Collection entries
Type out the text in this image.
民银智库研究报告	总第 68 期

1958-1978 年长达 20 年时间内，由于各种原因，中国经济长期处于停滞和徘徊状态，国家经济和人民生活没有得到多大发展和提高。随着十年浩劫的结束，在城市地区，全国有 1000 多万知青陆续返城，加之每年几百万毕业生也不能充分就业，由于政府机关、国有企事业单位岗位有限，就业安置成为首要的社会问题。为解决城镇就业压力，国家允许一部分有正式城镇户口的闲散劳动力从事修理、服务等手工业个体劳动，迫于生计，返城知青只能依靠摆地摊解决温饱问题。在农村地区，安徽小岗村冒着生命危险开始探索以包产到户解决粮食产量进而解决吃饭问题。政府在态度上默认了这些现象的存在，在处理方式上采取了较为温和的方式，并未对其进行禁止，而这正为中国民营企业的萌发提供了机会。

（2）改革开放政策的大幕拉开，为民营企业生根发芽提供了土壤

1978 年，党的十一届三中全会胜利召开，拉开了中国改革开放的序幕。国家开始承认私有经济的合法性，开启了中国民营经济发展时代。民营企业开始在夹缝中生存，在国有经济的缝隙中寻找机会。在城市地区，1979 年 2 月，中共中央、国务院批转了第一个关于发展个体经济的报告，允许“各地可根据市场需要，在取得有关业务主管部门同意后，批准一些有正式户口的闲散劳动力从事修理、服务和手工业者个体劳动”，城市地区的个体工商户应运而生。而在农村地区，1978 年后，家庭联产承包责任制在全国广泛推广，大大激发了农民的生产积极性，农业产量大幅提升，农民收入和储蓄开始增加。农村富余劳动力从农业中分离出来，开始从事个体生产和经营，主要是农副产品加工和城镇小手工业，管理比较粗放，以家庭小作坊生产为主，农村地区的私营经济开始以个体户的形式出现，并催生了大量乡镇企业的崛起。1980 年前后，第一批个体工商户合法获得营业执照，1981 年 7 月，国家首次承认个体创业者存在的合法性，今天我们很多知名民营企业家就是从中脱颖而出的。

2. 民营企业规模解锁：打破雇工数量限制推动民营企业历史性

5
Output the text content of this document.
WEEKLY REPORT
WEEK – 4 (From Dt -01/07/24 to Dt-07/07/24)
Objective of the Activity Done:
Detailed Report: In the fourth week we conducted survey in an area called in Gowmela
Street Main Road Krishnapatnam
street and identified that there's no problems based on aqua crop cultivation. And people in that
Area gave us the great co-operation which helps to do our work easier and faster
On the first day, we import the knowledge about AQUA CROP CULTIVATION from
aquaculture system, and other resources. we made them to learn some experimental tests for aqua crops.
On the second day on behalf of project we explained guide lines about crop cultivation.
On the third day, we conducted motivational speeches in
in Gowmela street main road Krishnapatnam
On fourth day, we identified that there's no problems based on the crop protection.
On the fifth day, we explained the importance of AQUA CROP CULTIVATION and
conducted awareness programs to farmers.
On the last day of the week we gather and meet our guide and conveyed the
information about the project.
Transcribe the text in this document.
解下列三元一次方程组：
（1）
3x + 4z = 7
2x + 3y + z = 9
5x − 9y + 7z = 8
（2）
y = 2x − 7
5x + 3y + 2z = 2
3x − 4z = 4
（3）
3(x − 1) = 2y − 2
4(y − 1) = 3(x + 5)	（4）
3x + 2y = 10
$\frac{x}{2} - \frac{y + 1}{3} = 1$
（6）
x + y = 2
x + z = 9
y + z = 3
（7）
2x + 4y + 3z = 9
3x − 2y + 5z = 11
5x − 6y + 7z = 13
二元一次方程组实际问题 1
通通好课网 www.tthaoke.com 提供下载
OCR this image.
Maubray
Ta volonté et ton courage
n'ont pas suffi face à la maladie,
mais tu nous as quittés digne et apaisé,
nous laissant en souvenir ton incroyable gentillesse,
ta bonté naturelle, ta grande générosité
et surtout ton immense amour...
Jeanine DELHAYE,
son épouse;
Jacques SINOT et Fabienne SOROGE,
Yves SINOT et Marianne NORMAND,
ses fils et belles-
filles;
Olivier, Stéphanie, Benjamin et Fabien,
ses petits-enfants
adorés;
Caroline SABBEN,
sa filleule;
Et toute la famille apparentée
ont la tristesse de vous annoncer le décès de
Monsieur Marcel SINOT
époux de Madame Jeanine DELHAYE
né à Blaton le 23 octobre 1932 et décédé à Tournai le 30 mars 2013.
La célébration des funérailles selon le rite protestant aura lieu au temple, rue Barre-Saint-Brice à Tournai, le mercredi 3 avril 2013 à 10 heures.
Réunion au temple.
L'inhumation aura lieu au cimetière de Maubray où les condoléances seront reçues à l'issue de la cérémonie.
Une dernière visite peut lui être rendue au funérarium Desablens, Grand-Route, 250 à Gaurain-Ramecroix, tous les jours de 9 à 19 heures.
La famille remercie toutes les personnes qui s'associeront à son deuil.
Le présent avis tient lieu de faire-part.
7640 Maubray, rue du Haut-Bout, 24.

The task:
Reproduce each record shown above without altering a single word.

Task response:
Type out the text in this image.
民银智库研究报告	总第 68 期

1958-1978 年长达 20 年时间内，由于各种原因，中国经济长期处于停滞和徘徊状态，国家经济和人民生活没有得到多大发展和提高。随着十年浩劫的结束，在城市地区，全国有 1000 多万知青陆续返城，加之每年几百万毕业生也不能充分就业，由于政府机关、国有企事业单位岗位有限，就业安置成为首要的社会问题。为解决城镇就业压力，国家允许一部分有正式城镇户口的闲散劳动力从事修理、服务等手工业个体劳动，迫于生计，返城知青只能依靠摆地摊解决温饱问题。在农村地区，安徽小岗村冒着生命危险开始探索以包产到户解决粮食产量进而解决吃饭问题。政府在态度上默认了这些现象的存在，在处理方式上采取了较为温和的方式，并未对其进行禁止，而这正为中国民营企业的萌发提供了机会。

（2）改革开放政策的大幕拉开，为民营企业生根发芽提供了土壤

1978 年，党的十一届三中全会胜利召开，拉开了中国改革开放的序幕。国家开始承认私有经济的合法性，开启了中国民营经济发展时代。民营企业开始在夹缝中生存，在国有经济的缝隙中寻找机会。在城市地区，1979 年 2 月，中共中央、国务院批转了第一个关于发展个体经济的报告，允许“各地可根据市场需要，在取得有关业务主管部门同意后，批准一些有正式户口的闲散劳动力从事修理、服务和手工业者个体劳动”，城市地区的个体工商户应运而生。而在农村地区，1978 年后，家庭联产承包责任制在全国广泛推广，大大激发了农民的生产积极性，农业产量大幅提升，农民收入和储蓄开始增加。农村富余劳动力从农业中分离出来，开始从事个体生产和经营，主要是农副产品加工和城镇小手工业，管理比较粗放，以家庭小作坊生产为主，农村地区的私营经济开始以个体户的形式出现，并催生了大量乡镇企业的崛起。1980 年前后，第一批个体工商户合法获得营业执照，1981 年 7 月，国家首次承认个体创业者存在的合法性，今天我们很多知名民营企业家就是从中脱颖而出的。

2. 民营企业规模解锁：打破雇工数量限制推动民营企业历史性

5
Output the text content of this document.
WEEKLY REPORT
WEEK – 4 (From Dt -01/07/24 to Dt-07/07/24)
Objective of the Activity Done:
Detailed Report: In the fourth week we conducted survey in an area called in Gowmela
Street Main Road Krishnapatnam
street and identified that there's no problems based on aqua crop cultivation. And people in that
Area gave us the great co-operation which helps to do our work easier and faster
On the first day, we import the knowledge about AQUA CROP CULTIVATION from
aquaculture system, and other resources. we made them to learn some experimental tests for aqua crops.
On the second day on behalf of project we explained guide lines about crop cultivation.
On the third day, we conducted motivational speeches in
in Gowmela street main road Krishnapatnam
On fourth day, we identified that there's no problems based on the crop protection.
On the fifth day, we explained the importance of AQUA CROP CULTIVATION and
conducted awareness programs to farmers.
On the last day of the week we gather and meet our guide and conveyed the
information about the project.
Transcribe the text in this document.
解下列三元一次方程组：
（1）
3x + 4z = 7
2x + 3y + z = 9
5x − 9y + 7z = 8
（2）
y = 2x − 7
5x + 3y + 2z = 2
3x − 4z = 4
（3）
3(x − 1) = 2y − 2
4(y − 1) = 3(x + 5)	（4）
3x + 2y = 10
$\frac{x}{2} - \frac{y + 1}{3} = 1$
（6）
x + y = 2
x + z = 9
y + z = 3
（7）
2x + 4y + 3z = 9
3x − 2y + 5z = 11
5x − 6y + 7z = 13
二元一次方程组实际问题 1
通通好课网 www.tthaoke.com 提供下载
OCR this image.
Maubray
Ta volonté et ton courage
n'ont pas suffi face à la maladie,
mais tu nous as quittés digne et apaisé,
nous laissant en souvenir ton incroyable gentillesse,
ta bonté naturelle, ta grande générosité
et surtout ton immense amour...
Jeanine DELHAYE,
son épouse;
Jacques SINOT et Fabienne SOROGE,
Yves SINOT et Marianne NORMAND,
ses fils et belles-
filles;
Olivier, Stéphanie, Benjamin et Fabien,
ses petits-enfants
adorés;
Caroline SABBEN,
sa filleule;
Et toute la famille apparentée
ont la tristesse de vous annoncer le décès de
Monsieur Marcel SINOT
époux de Madame Jeanine DELHAYE
né à Blaton le 23 octobre 1932 et décédé à Tournai le 30 mars 2013.
La célébration des funérailles selon le rite protestant aura lieu au temple, rue Barre-Saint-Brice à Tournai, le mercredi 3 avril 2013 à 10 heures.
Réunion au temple.
L'inhumation aura lieu au cimetière de Maubray où les condoléances seront reçues à l'issue de la cérémonie.
Une dernière visite peut lui être rendue au funérarium Desablens, Grand-Route, 250 à Gaurain-Ramecroix, tous les jours de 9 à 19 heures.
La famille remercie toutes les personnes qui s'associeront à son deuil.
Le présent avis tient lieu de faire-part.
7640 Maubray, rue du Haut-Bout, 24.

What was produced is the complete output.